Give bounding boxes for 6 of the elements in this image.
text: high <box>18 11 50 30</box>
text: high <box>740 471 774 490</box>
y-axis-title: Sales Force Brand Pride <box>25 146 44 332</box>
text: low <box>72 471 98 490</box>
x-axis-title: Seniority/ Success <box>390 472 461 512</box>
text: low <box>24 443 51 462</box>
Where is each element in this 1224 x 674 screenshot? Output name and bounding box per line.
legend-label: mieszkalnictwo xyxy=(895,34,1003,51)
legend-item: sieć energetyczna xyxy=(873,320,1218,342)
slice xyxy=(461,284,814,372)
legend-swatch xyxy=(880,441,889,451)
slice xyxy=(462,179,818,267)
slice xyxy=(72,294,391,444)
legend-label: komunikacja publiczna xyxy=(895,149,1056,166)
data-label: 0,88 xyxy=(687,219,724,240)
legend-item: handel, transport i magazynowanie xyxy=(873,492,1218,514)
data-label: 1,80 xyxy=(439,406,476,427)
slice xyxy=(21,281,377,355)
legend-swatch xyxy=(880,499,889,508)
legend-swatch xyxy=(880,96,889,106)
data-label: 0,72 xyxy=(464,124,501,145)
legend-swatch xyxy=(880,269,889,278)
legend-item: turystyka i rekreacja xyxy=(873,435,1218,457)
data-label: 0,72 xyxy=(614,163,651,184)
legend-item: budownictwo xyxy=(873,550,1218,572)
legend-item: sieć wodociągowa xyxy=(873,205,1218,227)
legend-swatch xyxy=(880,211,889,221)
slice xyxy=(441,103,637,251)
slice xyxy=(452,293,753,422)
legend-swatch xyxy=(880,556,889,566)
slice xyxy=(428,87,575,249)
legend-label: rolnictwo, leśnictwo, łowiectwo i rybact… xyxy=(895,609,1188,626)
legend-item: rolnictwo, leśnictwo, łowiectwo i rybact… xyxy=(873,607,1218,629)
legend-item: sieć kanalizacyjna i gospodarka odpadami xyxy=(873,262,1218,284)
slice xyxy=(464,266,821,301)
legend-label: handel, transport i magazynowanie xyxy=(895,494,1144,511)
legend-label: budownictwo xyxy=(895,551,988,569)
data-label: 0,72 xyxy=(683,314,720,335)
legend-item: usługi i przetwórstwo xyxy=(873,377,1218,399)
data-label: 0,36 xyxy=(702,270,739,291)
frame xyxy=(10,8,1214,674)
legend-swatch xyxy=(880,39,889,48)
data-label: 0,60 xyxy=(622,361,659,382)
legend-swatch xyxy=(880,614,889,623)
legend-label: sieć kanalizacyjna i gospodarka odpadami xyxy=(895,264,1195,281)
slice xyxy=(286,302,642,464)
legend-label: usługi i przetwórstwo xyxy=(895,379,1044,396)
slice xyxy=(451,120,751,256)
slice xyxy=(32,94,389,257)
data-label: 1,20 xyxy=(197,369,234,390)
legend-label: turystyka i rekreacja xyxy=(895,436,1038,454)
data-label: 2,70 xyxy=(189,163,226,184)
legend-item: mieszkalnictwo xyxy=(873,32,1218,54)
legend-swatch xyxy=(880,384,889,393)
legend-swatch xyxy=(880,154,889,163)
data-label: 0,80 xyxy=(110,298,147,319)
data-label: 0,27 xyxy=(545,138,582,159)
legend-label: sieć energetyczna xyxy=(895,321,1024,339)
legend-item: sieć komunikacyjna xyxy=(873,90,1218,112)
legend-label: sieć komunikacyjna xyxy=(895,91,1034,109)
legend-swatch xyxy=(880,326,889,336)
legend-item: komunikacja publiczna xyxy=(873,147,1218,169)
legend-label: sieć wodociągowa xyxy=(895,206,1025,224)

________________

■ **작업 내용**:
위 데이터의 모든 줄을 처음부터 끝까지 한 글자도 바꾸지 말고 다시 적으세요.

■ **아래 결과**:
Give bounding boxes for 6 of the elements in this image.
text: high <box>18 11 50 30</box>
text: high <box>740 471 774 490</box>
y-axis-title: Sales Force Brand Pride <box>25 146 44 332</box>
text: low <box>72 471 98 490</box>
x-axis-title: Seniority/ Success <box>390 472 461 512</box>
text: low <box>24 443 51 462</box>
Where is each element in this 1224 x 674 screenshot? Output name and bounding box per line.
legend-label: mieszkalnictwo xyxy=(895,34,1003,51)
legend-item: sieć energetyczna xyxy=(873,320,1218,342)
slice xyxy=(461,284,814,372)
legend-swatch xyxy=(880,441,889,451)
slice xyxy=(462,179,818,267)
slice xyxy=(72,294,391,444)
legend-label: komunikacja publiczna xyxy=(895,149,1056,166)
data-label: 0,88 xyxy=(687,219,724,240)
legend-item: handel, transport i magazynowanie xyxy=(873,492,1218,514)
data-label: 1,80 xyxy=(439,406,476,427)
slice xyxy=(21,281,377,355)
legend-swatch xyxy=(880,499,889,508)
legend-swatch xyxy=(880,96,889,106)
data-label: 0,72 xyxy=(464,124,501,145)
legend-swatch xyxy=(880,269,889,278)
legend-item: turystyka i rekreacja xyxy=(873,435,1218,457)
data-label: 0,72 xyxy=(614,163,651,184)
legend-item: budownictwo xyxy=(873,550,1218,572)
legend-item: sieć wodociągowa xyxy=(873,205,1218,227)
legend-swatch xyxy=(880,211,889,221)
slice xyxy=(441,103,637,251)
slice xyxy=(452,293,753,422)
legend-swatch xyxy=(880,556,889,566)
slice xyxy=(428,87,575,249)
legend-label: rolnictwo, leśnictwo, łowiectwo i rybact… xyxy=(895,609,1188,626)
legend-item: rolnictwo, leśnictwo, łowiectwo i rybact… xyxy=(873,607,1218,629)
legend-item: sieć kanalizacyjna i gospodarka odpadami xyxy=(873,262,1218,284)
slice xyxy=(464,266,821,301)
legend-label: handel, transport i magazynowanie xyxy=(895,494,1144,511)
legend-label: budownictwo xyxy=(895,551,988,569)
data-label: 0,72 xyxy=(683,314,720,335)
legend-item: usługi i przetwórstwo xyxy=(873,377,1218,399)
data-label: 0,36 xyxy=(702,270,739,291)
frame xyxy=(10,8,1214,674)
legend-swatch xyxy=(880,39,889,48)
data-label: 0,60 xyxy=(622,361,659,382)
legend-swatch xyxy=(880,614,889,623)
legend-label: sieć kanalizacyjna i gospodarka odpadami xyxy=(895,264,1195,281)
slice xyxy=(286,302,642,464)
legend-label: usługi i przetwórstwo xyxy=(895,379,1044,396)
slice xyxy=(451,120,751,256)
slice xyxy=(32,94,389,257)
data-label: 1,20 xyxy=(197,369,234,390)
legend-label: turystyka i rekreacja xyxy=(895,436,1038,454)
data-label: 2,70 xyxy=(189,163,226,184)
legend-item: mieszkalnictwo xyxy=(873,32,1218,54)
legend-swatch xyxy=(880,384,889,393)
legend-swatch xyxy=(880,154,889,163)
data-label: 0,80 xyxy=(110,298,147,319)
data-label: 0,27 xyxy=(545,138,582,159)
legend-label: sieć energetyczna xyxy=(895,321,1024,339)
legend-item: sieć komunikacyjna xyxy=(873,90,1218,112)
legend-label: sieć komunikacyjna xyxy=(895,91,1034,109)
legend-swatch xyxy=(880,326,889,336)
legend-item: komunikacja publiczna xyxy=(873,147,1218,169)
legend-label: sieć wodociągowa xyxy=(895,206,1025,224)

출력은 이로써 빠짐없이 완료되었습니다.